## [Exercise instructions]
Look below and pull out each line with the word "this".

--- start of Record set ---

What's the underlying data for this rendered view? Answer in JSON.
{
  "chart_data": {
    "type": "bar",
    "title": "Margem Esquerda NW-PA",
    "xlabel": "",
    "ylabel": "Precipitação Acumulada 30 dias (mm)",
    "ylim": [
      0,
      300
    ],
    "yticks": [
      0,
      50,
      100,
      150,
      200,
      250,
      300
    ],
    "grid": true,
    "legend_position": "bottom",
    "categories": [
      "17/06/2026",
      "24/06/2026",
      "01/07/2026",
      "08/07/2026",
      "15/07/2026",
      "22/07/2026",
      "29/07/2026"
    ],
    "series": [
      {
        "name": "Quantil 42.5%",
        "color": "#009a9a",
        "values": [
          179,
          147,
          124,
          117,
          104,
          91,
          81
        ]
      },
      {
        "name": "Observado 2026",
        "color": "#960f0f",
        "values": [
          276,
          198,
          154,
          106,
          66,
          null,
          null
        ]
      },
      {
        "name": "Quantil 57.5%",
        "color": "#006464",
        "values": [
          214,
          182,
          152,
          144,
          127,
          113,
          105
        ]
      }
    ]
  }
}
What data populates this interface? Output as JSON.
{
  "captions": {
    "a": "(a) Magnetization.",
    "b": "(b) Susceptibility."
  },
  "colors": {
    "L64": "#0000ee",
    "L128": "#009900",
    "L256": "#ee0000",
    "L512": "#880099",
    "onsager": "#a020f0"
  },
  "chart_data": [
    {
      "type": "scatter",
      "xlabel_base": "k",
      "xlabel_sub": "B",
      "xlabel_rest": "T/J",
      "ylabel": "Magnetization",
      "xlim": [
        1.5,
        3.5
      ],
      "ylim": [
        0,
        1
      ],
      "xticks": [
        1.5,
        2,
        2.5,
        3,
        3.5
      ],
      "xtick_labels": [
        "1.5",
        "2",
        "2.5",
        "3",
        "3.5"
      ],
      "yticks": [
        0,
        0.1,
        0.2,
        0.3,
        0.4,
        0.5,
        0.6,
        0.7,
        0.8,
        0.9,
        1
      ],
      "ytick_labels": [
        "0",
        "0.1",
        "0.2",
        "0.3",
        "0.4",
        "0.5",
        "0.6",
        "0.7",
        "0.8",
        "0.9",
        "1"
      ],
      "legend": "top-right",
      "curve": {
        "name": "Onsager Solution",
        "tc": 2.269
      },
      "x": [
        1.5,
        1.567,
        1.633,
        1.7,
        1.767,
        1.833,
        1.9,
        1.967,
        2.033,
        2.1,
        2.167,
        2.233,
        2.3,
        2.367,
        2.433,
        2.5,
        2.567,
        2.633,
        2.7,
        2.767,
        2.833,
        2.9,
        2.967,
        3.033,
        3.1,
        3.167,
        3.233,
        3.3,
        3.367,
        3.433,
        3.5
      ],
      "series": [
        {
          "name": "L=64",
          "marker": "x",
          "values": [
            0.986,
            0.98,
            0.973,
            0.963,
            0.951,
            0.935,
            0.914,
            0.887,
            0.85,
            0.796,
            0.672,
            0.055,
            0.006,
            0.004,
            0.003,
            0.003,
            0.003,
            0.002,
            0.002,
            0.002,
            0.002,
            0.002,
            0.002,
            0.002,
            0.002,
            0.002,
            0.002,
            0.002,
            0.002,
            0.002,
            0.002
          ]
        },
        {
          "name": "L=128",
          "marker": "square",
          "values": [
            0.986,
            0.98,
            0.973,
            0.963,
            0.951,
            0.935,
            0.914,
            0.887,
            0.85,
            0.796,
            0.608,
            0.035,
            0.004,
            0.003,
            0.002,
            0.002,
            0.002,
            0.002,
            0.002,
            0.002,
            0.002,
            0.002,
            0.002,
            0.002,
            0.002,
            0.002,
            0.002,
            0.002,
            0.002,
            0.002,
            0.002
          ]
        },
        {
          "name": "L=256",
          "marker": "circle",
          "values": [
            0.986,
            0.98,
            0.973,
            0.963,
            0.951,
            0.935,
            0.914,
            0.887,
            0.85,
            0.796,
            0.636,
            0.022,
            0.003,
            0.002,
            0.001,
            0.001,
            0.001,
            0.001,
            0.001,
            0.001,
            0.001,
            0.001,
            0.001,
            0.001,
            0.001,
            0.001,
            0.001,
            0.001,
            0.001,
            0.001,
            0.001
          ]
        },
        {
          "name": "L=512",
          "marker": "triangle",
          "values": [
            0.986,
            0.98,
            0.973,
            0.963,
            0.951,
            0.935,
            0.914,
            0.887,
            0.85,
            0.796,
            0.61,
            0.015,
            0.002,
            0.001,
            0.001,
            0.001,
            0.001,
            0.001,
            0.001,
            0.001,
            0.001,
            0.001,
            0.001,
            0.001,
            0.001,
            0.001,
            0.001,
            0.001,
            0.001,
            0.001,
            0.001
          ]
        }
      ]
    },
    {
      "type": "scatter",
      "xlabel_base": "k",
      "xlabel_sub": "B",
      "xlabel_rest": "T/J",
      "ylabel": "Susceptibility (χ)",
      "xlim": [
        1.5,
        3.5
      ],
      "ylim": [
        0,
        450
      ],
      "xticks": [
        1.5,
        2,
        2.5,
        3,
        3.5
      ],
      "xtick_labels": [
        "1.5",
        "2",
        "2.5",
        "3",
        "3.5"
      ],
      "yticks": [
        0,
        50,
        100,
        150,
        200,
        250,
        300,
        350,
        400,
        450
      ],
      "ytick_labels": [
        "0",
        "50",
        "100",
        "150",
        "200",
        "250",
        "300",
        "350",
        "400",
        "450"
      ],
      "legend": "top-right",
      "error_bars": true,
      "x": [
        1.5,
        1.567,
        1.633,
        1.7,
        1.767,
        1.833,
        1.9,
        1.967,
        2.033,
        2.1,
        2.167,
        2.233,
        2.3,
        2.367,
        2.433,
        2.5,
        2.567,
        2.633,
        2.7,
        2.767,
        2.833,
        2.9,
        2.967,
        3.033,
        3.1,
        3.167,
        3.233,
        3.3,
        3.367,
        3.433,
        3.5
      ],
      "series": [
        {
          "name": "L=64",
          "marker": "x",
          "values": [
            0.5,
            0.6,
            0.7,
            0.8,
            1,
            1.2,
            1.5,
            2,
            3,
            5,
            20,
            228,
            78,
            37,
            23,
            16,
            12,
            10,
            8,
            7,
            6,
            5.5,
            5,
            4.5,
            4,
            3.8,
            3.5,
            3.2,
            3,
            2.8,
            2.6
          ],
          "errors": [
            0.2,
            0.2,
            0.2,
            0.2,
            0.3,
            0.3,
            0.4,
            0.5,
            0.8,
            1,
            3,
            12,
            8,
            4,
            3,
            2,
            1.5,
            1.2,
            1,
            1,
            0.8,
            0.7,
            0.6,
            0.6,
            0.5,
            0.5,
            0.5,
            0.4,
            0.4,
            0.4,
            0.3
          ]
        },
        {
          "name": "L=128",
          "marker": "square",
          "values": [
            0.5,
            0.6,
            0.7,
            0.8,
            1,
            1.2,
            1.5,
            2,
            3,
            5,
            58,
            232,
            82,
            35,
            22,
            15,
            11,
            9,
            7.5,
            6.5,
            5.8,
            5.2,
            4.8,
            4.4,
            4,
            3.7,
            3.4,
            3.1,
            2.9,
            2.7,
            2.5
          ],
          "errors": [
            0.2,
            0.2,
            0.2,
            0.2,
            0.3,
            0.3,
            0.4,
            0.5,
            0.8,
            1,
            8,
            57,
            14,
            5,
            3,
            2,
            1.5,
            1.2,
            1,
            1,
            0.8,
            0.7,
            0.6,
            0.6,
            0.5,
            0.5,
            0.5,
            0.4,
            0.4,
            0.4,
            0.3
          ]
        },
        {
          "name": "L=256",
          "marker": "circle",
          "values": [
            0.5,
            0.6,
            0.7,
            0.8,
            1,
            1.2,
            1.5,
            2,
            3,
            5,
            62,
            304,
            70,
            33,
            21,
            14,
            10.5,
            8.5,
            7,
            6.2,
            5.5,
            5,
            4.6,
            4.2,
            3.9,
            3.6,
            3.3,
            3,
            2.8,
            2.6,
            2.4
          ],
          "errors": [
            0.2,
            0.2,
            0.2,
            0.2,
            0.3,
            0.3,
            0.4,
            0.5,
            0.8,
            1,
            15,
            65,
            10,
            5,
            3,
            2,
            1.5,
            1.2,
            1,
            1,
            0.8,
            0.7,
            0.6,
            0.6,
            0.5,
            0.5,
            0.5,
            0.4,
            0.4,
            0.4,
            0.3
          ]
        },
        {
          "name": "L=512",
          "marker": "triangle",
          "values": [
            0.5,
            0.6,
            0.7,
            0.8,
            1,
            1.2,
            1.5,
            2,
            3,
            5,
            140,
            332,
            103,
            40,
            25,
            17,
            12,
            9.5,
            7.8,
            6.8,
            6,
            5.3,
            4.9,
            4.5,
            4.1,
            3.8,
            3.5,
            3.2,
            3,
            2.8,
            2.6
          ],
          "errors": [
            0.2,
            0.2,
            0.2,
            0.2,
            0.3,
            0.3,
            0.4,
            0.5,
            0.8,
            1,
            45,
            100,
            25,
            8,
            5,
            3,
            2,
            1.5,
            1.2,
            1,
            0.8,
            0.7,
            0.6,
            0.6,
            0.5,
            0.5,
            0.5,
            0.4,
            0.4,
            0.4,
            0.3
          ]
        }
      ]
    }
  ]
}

--- end of Record set ---

## [Reply]
What's the underlying data for this rendered view? Answer in JSON.
What data populates this interface? Output as JSON.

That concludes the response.